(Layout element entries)
▼▼▼

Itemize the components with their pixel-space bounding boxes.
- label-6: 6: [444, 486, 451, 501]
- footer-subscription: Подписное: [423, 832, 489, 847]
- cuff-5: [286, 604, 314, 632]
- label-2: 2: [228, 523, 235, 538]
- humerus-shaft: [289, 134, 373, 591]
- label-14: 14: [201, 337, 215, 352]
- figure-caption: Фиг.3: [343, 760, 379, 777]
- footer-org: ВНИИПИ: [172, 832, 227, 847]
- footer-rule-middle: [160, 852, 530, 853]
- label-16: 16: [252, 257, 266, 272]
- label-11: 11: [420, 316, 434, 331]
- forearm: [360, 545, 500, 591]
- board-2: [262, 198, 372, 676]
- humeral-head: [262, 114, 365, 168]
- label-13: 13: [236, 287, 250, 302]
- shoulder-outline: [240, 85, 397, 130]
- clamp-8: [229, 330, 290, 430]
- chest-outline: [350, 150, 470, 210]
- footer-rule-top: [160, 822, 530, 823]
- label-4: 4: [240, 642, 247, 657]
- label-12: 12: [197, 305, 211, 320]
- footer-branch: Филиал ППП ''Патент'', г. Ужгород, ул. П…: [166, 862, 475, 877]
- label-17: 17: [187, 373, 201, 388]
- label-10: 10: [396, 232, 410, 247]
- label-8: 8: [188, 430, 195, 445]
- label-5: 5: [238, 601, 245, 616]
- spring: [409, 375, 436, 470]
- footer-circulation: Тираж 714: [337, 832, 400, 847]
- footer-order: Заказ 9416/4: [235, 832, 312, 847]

▲▲▲

Please pick out every line of the material that contains the string "footer", and treat uppercase and lowercase as different.

§ **Answer for the task**:
- footer-subscription: Подписное: [423, 832, 489, 847]
- footer-org: ВНИИПИ: [172, 832, 227, 847]
- footer-rule-middle: [160, 852, 530, 853]
- footer-rule-top: [160, 822, 530, 823]
- footer-branch: Филиал ППП ''Патент'', г. Ужгород, ул. П…: [166, 862, 475, 877]
- footer-circulation: Тираж 714: [337, 832, 400, 847]
- footer-order: Заказ 9416/4: [235, 832, 312, 847]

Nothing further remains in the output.